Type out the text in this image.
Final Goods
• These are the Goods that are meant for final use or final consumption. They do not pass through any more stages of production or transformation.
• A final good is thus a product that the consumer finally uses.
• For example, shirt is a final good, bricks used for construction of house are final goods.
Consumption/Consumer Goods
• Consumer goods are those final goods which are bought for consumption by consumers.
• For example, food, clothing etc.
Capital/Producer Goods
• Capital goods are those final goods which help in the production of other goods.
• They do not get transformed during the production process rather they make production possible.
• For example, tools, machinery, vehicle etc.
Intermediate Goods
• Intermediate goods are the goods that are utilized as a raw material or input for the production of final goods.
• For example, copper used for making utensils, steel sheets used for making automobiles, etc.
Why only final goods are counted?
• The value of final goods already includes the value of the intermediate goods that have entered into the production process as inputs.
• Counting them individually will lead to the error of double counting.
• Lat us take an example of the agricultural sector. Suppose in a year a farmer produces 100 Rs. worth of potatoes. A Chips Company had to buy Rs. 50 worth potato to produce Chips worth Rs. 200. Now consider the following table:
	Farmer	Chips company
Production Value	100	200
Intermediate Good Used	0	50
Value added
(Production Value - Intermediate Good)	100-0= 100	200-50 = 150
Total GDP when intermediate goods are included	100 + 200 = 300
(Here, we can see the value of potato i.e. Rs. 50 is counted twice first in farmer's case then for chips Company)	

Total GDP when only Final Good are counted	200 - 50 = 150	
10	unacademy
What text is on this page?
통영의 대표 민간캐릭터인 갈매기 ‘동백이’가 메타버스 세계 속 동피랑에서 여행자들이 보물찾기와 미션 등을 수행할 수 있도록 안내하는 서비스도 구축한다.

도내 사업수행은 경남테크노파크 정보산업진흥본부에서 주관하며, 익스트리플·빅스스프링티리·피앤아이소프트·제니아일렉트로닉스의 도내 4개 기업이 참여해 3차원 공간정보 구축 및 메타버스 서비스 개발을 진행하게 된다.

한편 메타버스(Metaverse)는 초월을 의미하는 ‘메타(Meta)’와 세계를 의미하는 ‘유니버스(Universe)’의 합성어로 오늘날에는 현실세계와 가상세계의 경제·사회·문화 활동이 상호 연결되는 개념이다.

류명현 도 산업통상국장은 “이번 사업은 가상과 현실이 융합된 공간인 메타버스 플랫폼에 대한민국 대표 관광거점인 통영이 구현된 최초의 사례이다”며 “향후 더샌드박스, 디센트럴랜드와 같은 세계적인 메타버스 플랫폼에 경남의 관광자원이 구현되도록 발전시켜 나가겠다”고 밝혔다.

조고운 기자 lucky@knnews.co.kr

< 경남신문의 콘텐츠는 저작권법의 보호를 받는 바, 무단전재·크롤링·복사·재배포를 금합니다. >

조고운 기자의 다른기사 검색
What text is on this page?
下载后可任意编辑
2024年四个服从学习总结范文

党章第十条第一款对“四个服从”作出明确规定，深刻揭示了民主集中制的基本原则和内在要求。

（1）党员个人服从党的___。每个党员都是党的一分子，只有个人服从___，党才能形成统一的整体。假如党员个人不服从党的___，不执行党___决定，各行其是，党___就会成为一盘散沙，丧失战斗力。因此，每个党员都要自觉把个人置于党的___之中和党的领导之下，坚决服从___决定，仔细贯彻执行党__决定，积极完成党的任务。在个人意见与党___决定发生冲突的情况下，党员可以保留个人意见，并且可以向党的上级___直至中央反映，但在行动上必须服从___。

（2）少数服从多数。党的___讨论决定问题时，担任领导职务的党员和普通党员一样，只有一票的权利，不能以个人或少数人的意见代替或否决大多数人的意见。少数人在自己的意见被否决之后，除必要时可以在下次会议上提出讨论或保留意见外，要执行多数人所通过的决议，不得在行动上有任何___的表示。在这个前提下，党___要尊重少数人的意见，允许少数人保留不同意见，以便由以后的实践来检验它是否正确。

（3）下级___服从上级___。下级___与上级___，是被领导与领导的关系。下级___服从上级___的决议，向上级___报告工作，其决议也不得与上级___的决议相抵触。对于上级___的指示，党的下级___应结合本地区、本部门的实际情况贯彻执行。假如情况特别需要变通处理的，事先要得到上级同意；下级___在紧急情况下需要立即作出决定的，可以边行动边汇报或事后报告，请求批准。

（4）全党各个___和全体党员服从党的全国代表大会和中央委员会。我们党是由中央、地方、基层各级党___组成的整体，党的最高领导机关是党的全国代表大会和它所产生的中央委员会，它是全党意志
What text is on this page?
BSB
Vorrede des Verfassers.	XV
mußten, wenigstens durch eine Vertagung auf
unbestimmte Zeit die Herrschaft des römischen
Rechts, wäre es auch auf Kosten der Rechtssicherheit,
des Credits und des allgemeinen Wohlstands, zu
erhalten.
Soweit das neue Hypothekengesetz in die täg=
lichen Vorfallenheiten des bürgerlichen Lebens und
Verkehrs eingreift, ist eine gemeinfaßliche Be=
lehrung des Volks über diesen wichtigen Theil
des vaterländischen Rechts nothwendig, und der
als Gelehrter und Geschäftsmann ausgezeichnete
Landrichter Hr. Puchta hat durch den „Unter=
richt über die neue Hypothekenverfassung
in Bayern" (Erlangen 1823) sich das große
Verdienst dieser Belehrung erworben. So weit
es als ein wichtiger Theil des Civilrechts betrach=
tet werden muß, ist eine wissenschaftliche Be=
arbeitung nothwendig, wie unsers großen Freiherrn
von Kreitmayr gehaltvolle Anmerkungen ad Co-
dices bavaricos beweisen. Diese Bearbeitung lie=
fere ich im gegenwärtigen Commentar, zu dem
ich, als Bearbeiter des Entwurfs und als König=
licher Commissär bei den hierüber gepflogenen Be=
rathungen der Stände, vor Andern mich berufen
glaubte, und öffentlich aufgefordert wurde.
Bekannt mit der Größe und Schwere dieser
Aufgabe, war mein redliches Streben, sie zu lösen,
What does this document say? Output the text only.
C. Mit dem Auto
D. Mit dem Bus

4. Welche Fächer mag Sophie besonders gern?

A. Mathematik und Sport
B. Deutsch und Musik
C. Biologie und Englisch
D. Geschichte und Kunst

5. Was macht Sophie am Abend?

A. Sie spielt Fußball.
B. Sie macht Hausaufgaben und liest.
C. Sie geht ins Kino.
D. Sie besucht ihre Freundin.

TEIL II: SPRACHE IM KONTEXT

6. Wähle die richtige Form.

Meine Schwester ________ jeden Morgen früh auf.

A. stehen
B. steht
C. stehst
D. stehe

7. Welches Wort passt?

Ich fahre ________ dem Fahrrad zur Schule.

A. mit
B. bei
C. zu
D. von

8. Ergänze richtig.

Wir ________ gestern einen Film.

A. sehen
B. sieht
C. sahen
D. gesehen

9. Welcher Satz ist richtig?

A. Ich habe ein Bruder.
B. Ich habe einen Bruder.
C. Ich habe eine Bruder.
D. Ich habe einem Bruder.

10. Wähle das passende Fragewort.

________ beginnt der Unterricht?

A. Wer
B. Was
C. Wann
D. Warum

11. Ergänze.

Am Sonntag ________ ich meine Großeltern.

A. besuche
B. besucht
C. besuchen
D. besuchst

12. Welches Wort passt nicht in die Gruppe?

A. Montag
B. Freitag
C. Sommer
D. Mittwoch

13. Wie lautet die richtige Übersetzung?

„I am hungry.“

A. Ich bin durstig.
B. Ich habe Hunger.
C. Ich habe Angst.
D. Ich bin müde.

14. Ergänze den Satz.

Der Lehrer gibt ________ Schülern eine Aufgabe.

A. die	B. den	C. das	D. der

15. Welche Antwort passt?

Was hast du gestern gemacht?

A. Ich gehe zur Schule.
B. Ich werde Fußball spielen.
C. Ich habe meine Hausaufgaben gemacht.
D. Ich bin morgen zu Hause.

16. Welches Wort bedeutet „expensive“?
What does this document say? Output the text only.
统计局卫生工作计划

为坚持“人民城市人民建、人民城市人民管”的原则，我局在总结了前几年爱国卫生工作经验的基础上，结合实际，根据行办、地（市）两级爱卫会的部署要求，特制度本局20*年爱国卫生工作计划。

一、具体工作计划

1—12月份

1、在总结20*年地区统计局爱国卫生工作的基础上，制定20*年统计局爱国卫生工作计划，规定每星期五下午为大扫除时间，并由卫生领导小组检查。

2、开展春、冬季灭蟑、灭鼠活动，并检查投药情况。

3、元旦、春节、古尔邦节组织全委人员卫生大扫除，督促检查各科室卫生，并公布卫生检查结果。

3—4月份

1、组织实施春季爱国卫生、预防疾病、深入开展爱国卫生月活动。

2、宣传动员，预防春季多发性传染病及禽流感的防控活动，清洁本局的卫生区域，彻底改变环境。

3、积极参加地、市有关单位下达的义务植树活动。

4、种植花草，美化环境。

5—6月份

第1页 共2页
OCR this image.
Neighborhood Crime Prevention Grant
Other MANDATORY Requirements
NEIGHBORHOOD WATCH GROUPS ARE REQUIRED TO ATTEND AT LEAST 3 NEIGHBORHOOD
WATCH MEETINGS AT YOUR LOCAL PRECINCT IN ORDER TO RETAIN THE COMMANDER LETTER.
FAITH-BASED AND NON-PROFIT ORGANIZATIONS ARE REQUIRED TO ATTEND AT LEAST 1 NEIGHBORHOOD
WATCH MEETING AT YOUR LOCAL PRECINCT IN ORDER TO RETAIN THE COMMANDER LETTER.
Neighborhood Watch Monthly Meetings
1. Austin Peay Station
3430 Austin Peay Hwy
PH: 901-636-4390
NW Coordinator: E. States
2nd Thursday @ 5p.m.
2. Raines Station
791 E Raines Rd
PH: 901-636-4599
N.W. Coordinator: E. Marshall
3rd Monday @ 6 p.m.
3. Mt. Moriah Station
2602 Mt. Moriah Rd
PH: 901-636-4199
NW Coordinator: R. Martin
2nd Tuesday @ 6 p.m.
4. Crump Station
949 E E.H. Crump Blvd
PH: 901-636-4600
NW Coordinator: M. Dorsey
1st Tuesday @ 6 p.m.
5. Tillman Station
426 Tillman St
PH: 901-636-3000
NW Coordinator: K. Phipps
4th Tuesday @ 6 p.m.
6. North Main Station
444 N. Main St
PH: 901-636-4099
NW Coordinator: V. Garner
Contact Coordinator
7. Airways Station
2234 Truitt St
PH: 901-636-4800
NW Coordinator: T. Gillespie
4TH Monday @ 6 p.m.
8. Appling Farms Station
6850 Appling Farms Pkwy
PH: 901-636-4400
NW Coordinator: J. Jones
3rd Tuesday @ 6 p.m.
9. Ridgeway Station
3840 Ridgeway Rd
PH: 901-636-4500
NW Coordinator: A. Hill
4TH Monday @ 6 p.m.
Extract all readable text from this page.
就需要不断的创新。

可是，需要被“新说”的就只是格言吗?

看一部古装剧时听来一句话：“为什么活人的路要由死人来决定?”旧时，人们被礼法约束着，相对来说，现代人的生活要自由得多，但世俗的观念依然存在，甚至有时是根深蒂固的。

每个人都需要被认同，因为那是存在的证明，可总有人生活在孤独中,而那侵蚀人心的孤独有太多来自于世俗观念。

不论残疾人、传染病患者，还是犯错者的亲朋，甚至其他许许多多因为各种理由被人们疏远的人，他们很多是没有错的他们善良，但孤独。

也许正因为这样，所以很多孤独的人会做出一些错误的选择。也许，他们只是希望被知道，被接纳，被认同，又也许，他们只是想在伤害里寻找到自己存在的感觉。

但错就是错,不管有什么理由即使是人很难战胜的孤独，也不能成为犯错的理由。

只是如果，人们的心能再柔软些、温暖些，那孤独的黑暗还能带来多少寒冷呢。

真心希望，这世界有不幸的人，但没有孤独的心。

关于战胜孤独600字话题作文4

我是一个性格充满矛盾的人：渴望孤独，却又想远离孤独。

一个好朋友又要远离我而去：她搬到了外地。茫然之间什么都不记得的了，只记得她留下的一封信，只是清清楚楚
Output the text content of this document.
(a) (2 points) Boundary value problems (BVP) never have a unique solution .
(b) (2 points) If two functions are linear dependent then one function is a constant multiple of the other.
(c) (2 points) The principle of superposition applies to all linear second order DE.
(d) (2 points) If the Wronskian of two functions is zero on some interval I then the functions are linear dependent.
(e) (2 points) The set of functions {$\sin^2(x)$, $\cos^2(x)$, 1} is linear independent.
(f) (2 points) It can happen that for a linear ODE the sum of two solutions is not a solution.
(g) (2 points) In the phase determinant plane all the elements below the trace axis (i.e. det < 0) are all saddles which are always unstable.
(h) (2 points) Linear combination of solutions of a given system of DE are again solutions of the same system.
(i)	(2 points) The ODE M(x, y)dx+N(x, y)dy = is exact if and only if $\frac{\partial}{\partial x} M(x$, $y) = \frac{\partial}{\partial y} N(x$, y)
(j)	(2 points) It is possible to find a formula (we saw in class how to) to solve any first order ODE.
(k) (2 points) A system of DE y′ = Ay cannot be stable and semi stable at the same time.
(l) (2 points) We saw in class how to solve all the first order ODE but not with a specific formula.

#### [Challenge]
From the entries, report each line that includes the word "durch".

#### [Final result]
mußten, wenigstens durch eine Vertagung auf
Landrichter Hr. Puchta hat durch den „Unter=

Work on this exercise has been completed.